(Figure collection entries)
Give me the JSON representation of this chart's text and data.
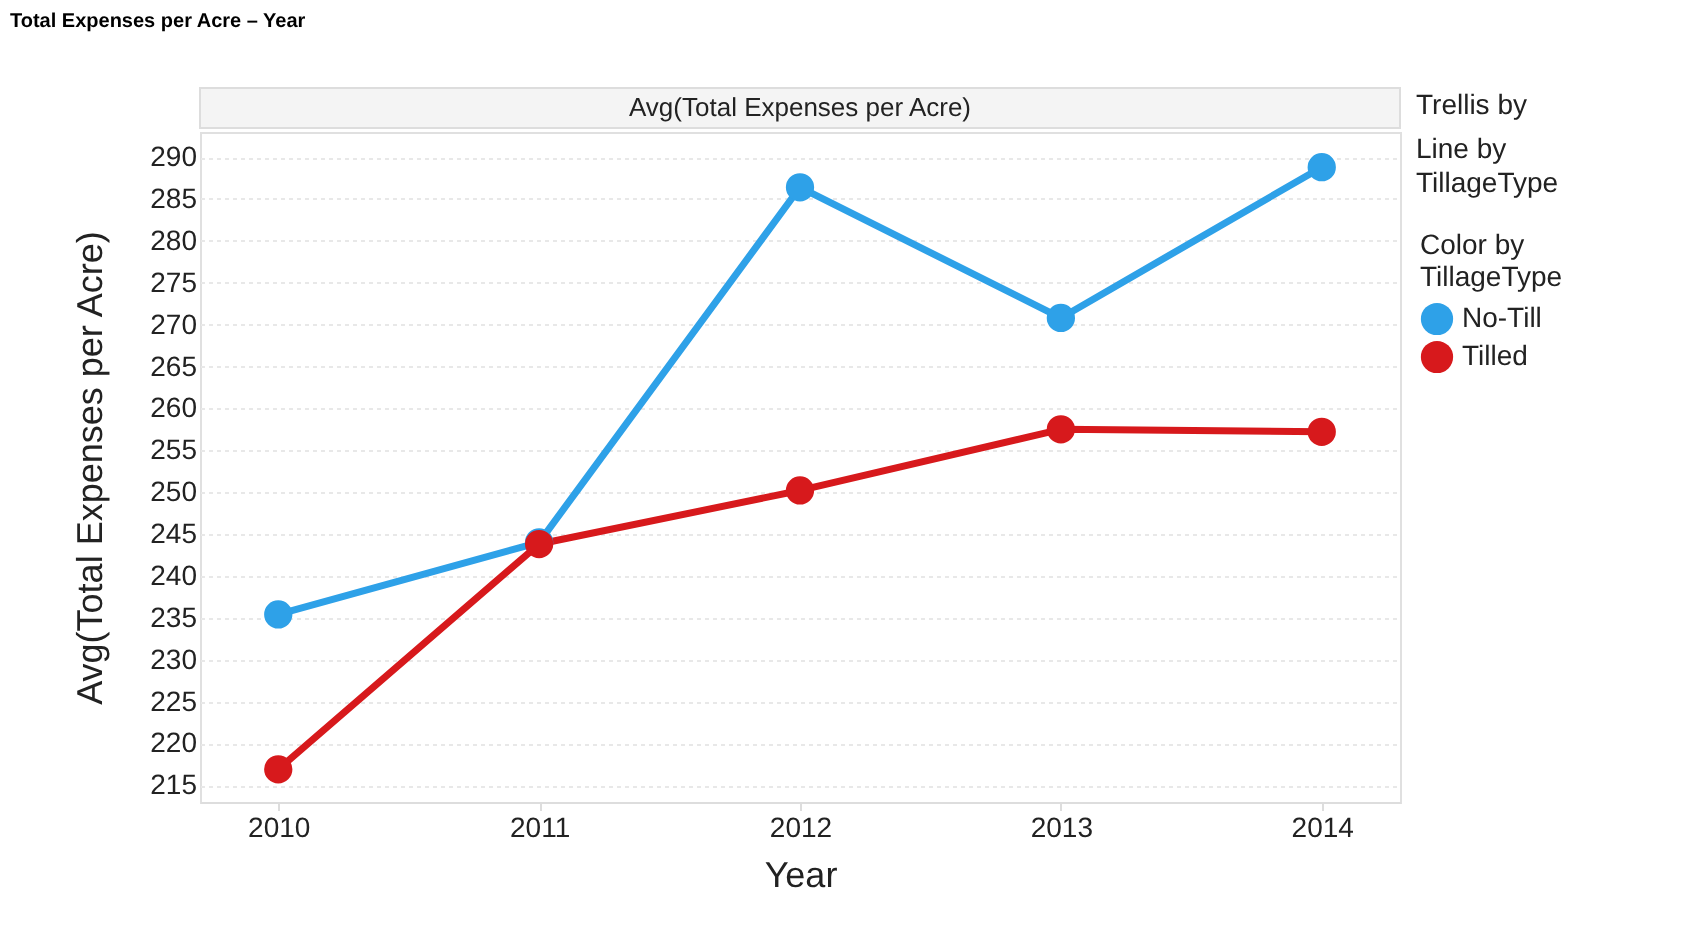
{
  "chart_data": {
    "type": "line",
    "title": "Total Expenses per Acre – Year",
    "subtitle": "Avg(Total Expenses per Acre)",
    "xlabel": "Year",
    "ylabel": "Avg(Total Expenses per Acre)",
    "legend_title": "Color by TillageType",
    "annotations": [
      "Trellis by",
      "Line by TillageType"
    ],
    "categories": [
      "2010",
      "2011",
      "2012",
      "2013",
      "2014"
    ],
    "series": [
      {
        "name": "No-Till",
        "color": "#2ea1e8",
        "values": [
          235.4,
          244,
          286.4,
          270.8,
          288.8
        ]
      },
      {
        "name": "Tilled",
        "color": "#d7191c",
        "values": [
          216.9,
          243.8,
          250.2,
          257.5,
          257.2
        ]
      }
    ],
    "ylim": [
      213,
      293
    ],
    "yticks": [
      215,
      220,
      225,
      230,
      235,
      240,
      245,
      250,
      255,
      260,
      265,
      270,
      275,
      280,
      285,
      290
    ],
    "grid": "y",
    "legend": "right",
    "marker": "circle",
    "line_style": "solid"
  }
}
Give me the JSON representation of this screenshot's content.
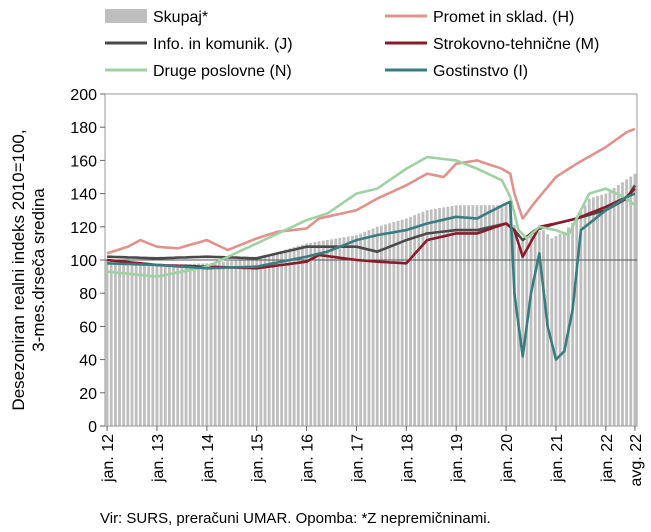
{
  "chart_data": {
    "type": "line",
    "ylabel_lines": [
      "Desezoniran realni indeks 2010=100,",
      "3-mes.drseča sredina"
    ],
    "ylim": [
      0,
      200
    ],
    "yticks": [
      0,
      20,
      40,
      60,
      80,
      100,
      120,
      140,
      160,
      180,
      200
    ],
    "reference_line": 100,
    "x_start": "2012-01",
    "x_end": "2022-08",
    "x_tick_labels": [
      "jan. 12",
      "jan. 13",
      "jan. 14",
      "jan. 15",
      "jan. 16",
      "jan. 17",
      "jan. 18",
      "jan. 19",
      "jan. 20",
      "jan. 21",
      "jan. 22",
      "avg. 22"
    ],
    "legend_placement": "top",
    "note": "Vir: SURS, preračuni UMAR. Opomba: *Z nepremičninami.",
    "series": [
      {
        "name": "Skupaj*",
        "kind": "bar",
        "color": "#bfbfbf",
        "knots": [
          [
            "2012-01",
            100
          ],
          [
            "2013-01",
            97
          ],
          [
            "2014-01",
            98
          ],
          [
            "2015-01",
            101
          ],
          [
            "2016-01",
            110
          ],
          [
            "2017-01",
            115
          ],
          [
            "2017-06",
            120
          ],
          [
            "2018-01",
            125
          ],
          [
            "2018-06",
            130
          ],
          [
            "2019-01",
            133
          ],
          [
            "2019-12",
            133
          ],
          [
            "2020-02",
            134
          ],
          [
            "2020-04",
            108
          ],
          [
            "2020-06",
            115
          ],
          [
            "2020-10",
            118
          ],
          [
            "2020-12",
            113
          ],
          [
            "2021-03",
            117
          ],
          [
            "2021-06",
            125
          ],
          [
            "2021-09",
            137
          ],
          [
            "2022-01",
            140
          ],
          [
            "2022-08",
            152
          ]
        ]
      },
      {
        "name": "Promet in sklad. (H)",
        "kind": "line",
        "color": "#e0938d",
        "knots": [
          [
            "2012-01",
            104
          ],
          [
            "2012-06",
            108
          ],
          [
            "2012-09",
            112
          ],
          [
            "2013-01",
            108
          ],
          [
            "2013-06",
            107
          ],
          [
            "2014-01",
            112
          ],
          [
            "2014-06",
            106
          ],
          [
            "2015-01",
            113
          ],
          [
            "2015-06",
            117
          ],
          [
            "2016-01",
            119
          ],
          [
            "2016-04",
            125
          ],
          [
            "2017-01",
            130
          ],
          [
            "2017-06",
            137
          ],
          [
            "2018-01",
            145
          ],
          [
            "2018-06",
            152
          ],
          [
            "2018-10",
            150
          ],
          [
            "2019-01",
            158
          ],
          [
            "2019-06",
            160
          ],
          [
            "2019-12",
            155
          ],
          [
            "2020-02",
            152
          ],
          [
            "2020-03",
            140
          ],
          [
            "2020-05",
            125
          ],
          [
            "2020-08",
            135
          ],
          [
            "2021-01",
            150
          ],
          [
            "2021-06",
            158
          ],
          [
            "2022-01",
            168
          ],
          [
            "2022-06",
            177
          ],
          [
            "2022-08",
            179
          ]
        ]
      },
      {
        "name": "Info. in komunik. (J)",
        "kind": "line",
        "color": "#4a4a4a",
        "knots": [
          [
            "2012-01",
            102
          ],
          [
            "2013-01",
            101
          ],
          [
            "2014-01",
            102
          ],
          [
            "2015-01",
            101
          ],
          [
            "2015-06",
            104
          ],
          [
            "2016-01",
            108
          ],
          [
            "2016-06",
            108
          ],
          [
            "2017-01",
            108
          ],
          [
            "2017-06",
            105
          ],
          [
            "2018-01",
            112
          ],
          [
            "2018-06",
            116
          ],
          [
            "2019-01",
            118
          ],
          [
            "2019-06",
            118
          ],
          [
            "2020-01",
            122
          ],
          [
            "2020-03",
            118
          ],
          [
            "2020-05",
            112
          ],
          [
            "2020-08",
            118
          ],
          [
            "2021-01",
            122
          ],
          [
            "2021-06",
            125
          ],
          [
            "2022-01",
            130
          ],
          [
            "2022-06",
            137
          ],
          [
            "2022-08",
            145
          ]
        ]
      },
      {
        "name": "Strokovno-tehnične (M)",
        "kind": "line",
        "color": "#8b1a2a",
        "knots": [
          [
            "2012-01",
            100
          ],
          [
            "2013-01",
            97
          ],
          [
            "2014-01",
            96
          ],
          [
            "2015-01",
            95
          ],
          [
            "2016-01",
            99
          ],
          [
            "2016-04",
            103
          ],
          [
            "2017-01",
            100
          ],
          [
            "2017-06",
            99
          ],
          [
            "2018-01",
            98
          ],
          [
            "2018-06",
            112
          ],
          [
            "2019-01",
            116
          ],
          [
            "2019-06",
            116
          ],
          [
            "2020-01",
            122
          ],
          [
            "2020-03",
            118
          ],
          [
            "2020-05",
            102
          ],
          [
            "2020-09",
            120
          ],
          [
            "2021-01",
            122
          ],
          [
            "2021-06",
            125
          ],
          [
            "2022-01",
            132
          ],
          [
            "2022-06",
            138
          ],
          [
            "2022-08",
            143
          ]
        ]
      },
      {
        "name": "Druge poslovne (N)",
        "kind": "line",
        "color": "#9fd1a3",
        "knots": [
          [
            "2012-01",
            93
          ],
          [
            "2013-01",
            90
          ],
          [
            "2014-01",
            96
          ],
          [
            "2015-01",
            110
          ],
          [
            "2016-01",
            124
          ],
          [
            "2016-06",
            128
          ],
          [
            "2017-01",
            140
          ],
          [
            "2017-06",
            143
          ],
          [
            "2018-01",
            155
          ],
          [
            "2018-06",
            162
          ],
          [
            "2019-01",
            160
          ],
          [
            "2019-06",
            155
          ],
          [
            "2019-12",
            148
          ],
          [
            "2020-02",
            138
          ],
          [
            "2020-04",
            118
          ],
          [
            "2020-06",
            113
          ],
          [
            "2020-09",
            120
          ],
          [
            "2021-01",
            118
          ],
          [
            "2021-04",
            115
          ],
          [
            "2021-06",
            125
          ],
          [
            "2021-09",
            140
          ],
          [
            "2022-01",
            143
          ],
          [
            "2022-06",
            137
          ],
          [
            "2022-08",
            133
          ]
        ]
      },
      {
        "name": "Gostinstvo (I)",
        "kind": "line",
        "color": "#3a7d80",
        "knots": [
          [
            "2012-01",
            98
          ],
          [
            "2013-01",
            97
          ],
          [
            "2014-01",
            95
          ],
          [
            "2015-01",
            96
          ],
          [
            "2016-01",
            102
          ],
          [
            "2016-06",
            105
          ],
          [
            "2017-01",
            112
          ],
          [
            "2017-06",
            115
          ],
          [
            "2018-01",
            118
          ],
          [
            "2018-06",
            122
          ],
          [
            "2019-01",
            126
          ],
          [
            "2019-06",
            125
          ],
          [
            "2020-01",
            134
          ],
          [
            "2020-02",
            135
          ],
          [
            "2020-03",
            80
          ],
          [
            "2020-05",
            42
          ],
          [
            "2020-07",
            80
          ],
          [
            "2020-09",
            104
          ],
          [
            "2020-11",
            60
          ],
          [
            "2021-01",
            40
          ],
          [
            "2021-03",
            45
          ],
          [
            "2021-05",
            70
          ],
          [
            "2021-07",
            118
          ],
          [
            "2021-10",
            124
          ],
          [
            "2022-01",
            130
          ],
          [
            "2022-06",
            138
          ],
          [
            "2022-08",
            140
          ]
        ]
      }
    ]
  }
}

YOUR GOAL:
Copy every line of the listing where the word "representation" appears.

WORKED SOLUTION:
Give me the JSON representation of this chart's text and data.
Give me the JSON representation of this screenshot's content.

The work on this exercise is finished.